[BEGIN]

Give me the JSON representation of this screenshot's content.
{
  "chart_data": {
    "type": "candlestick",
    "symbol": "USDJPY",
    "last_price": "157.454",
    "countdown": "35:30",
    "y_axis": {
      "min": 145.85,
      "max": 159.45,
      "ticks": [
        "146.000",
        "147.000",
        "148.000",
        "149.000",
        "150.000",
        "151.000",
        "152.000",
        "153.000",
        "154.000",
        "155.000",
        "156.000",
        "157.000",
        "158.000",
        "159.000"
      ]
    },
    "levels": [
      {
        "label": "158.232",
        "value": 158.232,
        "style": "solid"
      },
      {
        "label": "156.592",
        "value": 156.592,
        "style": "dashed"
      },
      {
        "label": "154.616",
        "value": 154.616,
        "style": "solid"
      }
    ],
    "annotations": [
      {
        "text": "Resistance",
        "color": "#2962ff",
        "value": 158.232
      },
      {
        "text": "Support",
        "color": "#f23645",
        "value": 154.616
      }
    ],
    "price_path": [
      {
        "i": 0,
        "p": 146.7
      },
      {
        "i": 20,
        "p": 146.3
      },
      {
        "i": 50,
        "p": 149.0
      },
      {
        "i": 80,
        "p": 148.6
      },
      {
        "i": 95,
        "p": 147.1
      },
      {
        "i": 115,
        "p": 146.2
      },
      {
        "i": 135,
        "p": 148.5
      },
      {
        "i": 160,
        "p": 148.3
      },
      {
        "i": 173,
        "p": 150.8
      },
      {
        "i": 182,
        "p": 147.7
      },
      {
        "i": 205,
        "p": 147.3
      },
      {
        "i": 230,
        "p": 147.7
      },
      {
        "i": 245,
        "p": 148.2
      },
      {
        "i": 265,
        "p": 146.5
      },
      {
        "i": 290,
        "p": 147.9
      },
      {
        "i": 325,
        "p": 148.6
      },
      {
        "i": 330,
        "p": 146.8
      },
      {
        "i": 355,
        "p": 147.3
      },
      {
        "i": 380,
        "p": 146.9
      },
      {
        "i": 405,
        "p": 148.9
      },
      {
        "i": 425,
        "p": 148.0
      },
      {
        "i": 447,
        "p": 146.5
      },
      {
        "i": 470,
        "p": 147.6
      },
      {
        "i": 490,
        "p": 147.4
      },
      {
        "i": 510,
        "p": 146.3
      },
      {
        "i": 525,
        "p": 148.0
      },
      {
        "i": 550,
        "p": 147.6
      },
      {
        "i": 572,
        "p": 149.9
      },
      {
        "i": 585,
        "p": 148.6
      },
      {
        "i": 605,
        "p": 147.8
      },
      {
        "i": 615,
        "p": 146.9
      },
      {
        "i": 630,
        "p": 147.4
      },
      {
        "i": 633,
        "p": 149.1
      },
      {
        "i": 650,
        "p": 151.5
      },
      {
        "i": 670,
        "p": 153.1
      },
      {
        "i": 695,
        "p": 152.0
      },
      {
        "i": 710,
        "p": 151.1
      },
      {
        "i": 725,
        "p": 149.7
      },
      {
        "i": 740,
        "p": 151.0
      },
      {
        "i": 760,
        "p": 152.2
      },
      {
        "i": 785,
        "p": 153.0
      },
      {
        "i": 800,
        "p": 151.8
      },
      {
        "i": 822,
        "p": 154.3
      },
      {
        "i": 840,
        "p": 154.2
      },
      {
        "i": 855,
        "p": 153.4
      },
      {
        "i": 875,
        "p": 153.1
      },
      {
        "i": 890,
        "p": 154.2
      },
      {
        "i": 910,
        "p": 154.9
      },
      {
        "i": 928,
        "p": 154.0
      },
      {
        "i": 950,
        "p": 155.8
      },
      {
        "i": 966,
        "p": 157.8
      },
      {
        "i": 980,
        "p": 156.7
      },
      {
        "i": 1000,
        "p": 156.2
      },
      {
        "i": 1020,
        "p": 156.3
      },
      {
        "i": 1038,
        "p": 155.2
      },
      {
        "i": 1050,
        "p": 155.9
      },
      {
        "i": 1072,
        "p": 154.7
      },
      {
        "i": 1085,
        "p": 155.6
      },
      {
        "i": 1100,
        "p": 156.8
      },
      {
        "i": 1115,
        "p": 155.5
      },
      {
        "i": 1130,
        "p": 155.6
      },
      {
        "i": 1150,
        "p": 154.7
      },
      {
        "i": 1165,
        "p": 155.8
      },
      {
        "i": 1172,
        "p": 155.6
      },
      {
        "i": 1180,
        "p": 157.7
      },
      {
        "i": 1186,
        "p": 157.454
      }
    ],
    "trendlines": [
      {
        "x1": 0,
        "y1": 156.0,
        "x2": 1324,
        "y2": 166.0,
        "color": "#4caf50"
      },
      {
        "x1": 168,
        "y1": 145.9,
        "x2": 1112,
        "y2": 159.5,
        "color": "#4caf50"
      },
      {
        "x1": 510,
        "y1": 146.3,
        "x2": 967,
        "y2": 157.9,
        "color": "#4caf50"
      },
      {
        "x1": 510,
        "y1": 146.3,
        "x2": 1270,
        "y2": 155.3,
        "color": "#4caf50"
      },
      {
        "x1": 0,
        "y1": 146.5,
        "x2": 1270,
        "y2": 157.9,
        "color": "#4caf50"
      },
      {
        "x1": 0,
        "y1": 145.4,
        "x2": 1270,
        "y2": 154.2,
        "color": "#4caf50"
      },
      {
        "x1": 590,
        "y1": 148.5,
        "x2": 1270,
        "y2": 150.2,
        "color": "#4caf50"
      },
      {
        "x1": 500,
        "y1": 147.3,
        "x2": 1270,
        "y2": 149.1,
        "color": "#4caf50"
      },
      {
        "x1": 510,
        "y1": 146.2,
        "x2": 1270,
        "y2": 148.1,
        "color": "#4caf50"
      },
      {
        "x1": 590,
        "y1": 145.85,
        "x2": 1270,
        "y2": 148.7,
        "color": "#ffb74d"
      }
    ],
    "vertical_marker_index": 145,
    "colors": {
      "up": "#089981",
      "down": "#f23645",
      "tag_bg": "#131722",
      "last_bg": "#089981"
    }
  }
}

[END]

### Written request:
Reproduce each entry from the records above, character for character.

### Correct result:
Give me the JSON representation of this screenshot's content.
{
  "chart_data": {
    "type": "candlestick",
    "symbol": "USDJPY",
    "last_price": "157.454",
    "countdown": "35:30",
    "y_axis": {
      "min": 145.85,
      "max": 159.45,
      "ticks": [
        "146.000",
        "147.000",
        "148.000",
        "149.000",
        "150.000",
        "151.000",
        "152.000",
        "153.000",
        "154.000",
        "155.000",
        "156.000",
        "157.000",
        "158.000",
        "159.000"
      ]
    },
    "levels": [
      {
        "label": "158.232",
        "value": 158.232,
        "style": "solid"
      },
      {
        "label": "156.592",
        "value": 156.592,
        "style": "dashed"
      },
      {
        "label": "154.616",
        "value": 154.616,
        "style": "solid"
      }
    ],
    "annotations": [
      {
        "text": "Resistance",
        "color": "#2962ff",
        "value": 158.232
      },
      {
        "text": "Support",
        "color": "#f23645",
        "value": 154.616
      }
    ],
    "price_path": [
      {
        "i": 0,
        "p": 146.7
      },
      {
        "i": 20,
        "p": 146.3
      },
      {
        "i": 50,
        "p": 149.0
      },
      {
        "i": 80,
        "p": 148.6
      },
      {
        "i": 95,
        "p": 147.1
      },
      {
        "i": 115,
        "p": 146.2
      },
      {
        "i": 135,
        "p": 148.5
      },
      {
        "i": 160,
        "p": 148.3
      },
      {
        "i": 173,
        "p": 150.8
      },
      {
        "i": 182,
        "p": 147.7
      },
      {
        "i": 205,
        "p": 147.3
      },
      {
        "i": 230,
        "p": 147.7
      },
      {
        "i": 245,
        "p": 148.2
      },
      {
        "i": 265,
        "p": 146.5
      },
      {
        "i": 290,
        "p": 147.9
      },
      {
        "i": 325,
        "p": 148.6
      },
      {
        "i": 330,
        "p": 146.8
      },
      {
        "i": 355,
        "p": 147.3
      },
      {
        "i": 380,
        "p": 146.9
      },
      {
        "i": 405,
        "p": 148.9
      },
      {
        "i": 425,
        "p": 148.0
      },
      {
        "i": 447,
        "p": 146.5
      },
      {
        "i": 470,
        "p": 147.6
      },
      {
        "i": 490,
        "p": 147.4
      },
      {
        "i": 510,
        "p": 146.3
      },
      {
        "i": 525,
        "p": 148.0
      },
      {
        "i": 550,
        "p": 147.6
      },
      {
        "i": 572,
        "p": 149.9
      },
      {
        "i": 585,
        "p": 148.6
      },
      {
        "i": 605,
        "p": 147.8
      },
      {
        "i": 615,
        "p": 146.9
      },
      {
        "i": 630,
        "p": 147.4
      },
      {
        "i": 633,
        "p": 149.1
      },
      {
        "i": 650,
        "p": 151.5
      },
      {
        "i": 670,
        "p": 153.1
      },
      {
        "i": 695,
        "p": 152.0
      },
      {
        "i": 710,
        "p": 151.1
      },
      {
        "i": 725,
        "p": 149.7
      },
      {
        "i": 740,
        "p": 151.0
      },
      {
        "i": 760,
        "p": 152.2
      },
      {
        "i": 785,
        "p": 153.0
      },
      {
        "i": 800,
        "p": 151.8
      },
      {
        "i": 822,
        "p": 154.3
      },
      {
        "i": 840,
        "p": 154.2
      },
      {
        "i": 855,
        "p": 153.4
      },
      {
        "i": 875,
        "p": 153.1
      },
      {
        "i": 890,
        "p": 154.2
      },
      {
        "i": 910,
        "p": 154.9
      },
      {
        "i": 928,
        "p": 154.0
      },
      {
        "i": 950,
        "p": 155.8
      },
      {
        "i": 966,
        "p": 157.8
      },
      {
        "i": 980,
        "p": 156.7
      },
      {
        "i": 1000,
        "p": 156.2
      },
      {
        "i": 1020,
        "p": 156.3
      },
      {
        "i": 1038,
        "p": 155.2
      },
      {
        "i": 1050,
        "p": 155.9
      },
      {
        "i": 1072,
        "p": 154.7
      },
      {
        "i": 1085,
        "p": 155.6
      },
      {
        "i": 1100,
        "p": 156.8
      },
      {
        "i": 1115,
        "p": 155.5
      },
      {
        "i": 1130,
        "p": 155.6
      },
      {
        "i": 1150,
        "p": 154.7
      },
      {
        "i": 1165,
        "p": 155.8
      },
      {
        "i": 1172,
        "p": 155.6
      },
      {
        "i": 1180,
        "p": 157.7
      },
      {
        "i": 1186,
        "p": 157.454
      }
    ],
    "trendlines": [
      {
        "x1": 0,
        "y1": 156.0,
        "x2": 1324,
        "y2": 166.0,
        "color": "#4caf50"
      },
      {
        "x1": 168,
        "y1": 145.9,
        "x2": 1112,
        "y2": 159.5,
        "color": "#4caf50"
      },
      {
        "x1": 510,
        "y1": 146.3,
        "x2": 967,
        "y2": 157.9,
        "color": "#4caf50"
      },
      {
        "x1": 510,
        "y1": 146.3,
        "x2": 1270,
        "y2": 155.3,
        "color": "#4caf50"
      },
      {
        "x1": 0,
        "y1": 146.5,
        "x2": 1270,
        "y2": 157.9,
        "color": "#4caf50"
      },
      {
        "x1": 0,
        "y1": 145.4,
        "x2": 1270,
        "y2": 154.2,
        "color": "#4caf50"
      },
      {
        "x1": 590,
        "y1": 148.5,
        "x2": 1270,
        "y2": 150.2,
        "color": "#4caf50"
      },
      {
        "x1": 500,
        "y1": 147.3,
        "x2": 1270,
        "y2": 149.1,
        "color": "#4caf50"
      },
      {
        "x1": 510,
        "y1": 146.2,
        "x2": 1270,
        "y2": 148.1,
        "color": "#4caf50"
      },
      {
        "x1": 590,
        "y1": 145.85,
        "x2": 1270,
        "y2": 148.7,
        "color": "#ffb74d"
      }
    ],
    "vertical_marker_index": 145,
    "colors": {
      "up": "#089981",
      "down": "#f23645",
      "tag_bg": "#131722",
      "last_bg": "#089981"
    }
  }
}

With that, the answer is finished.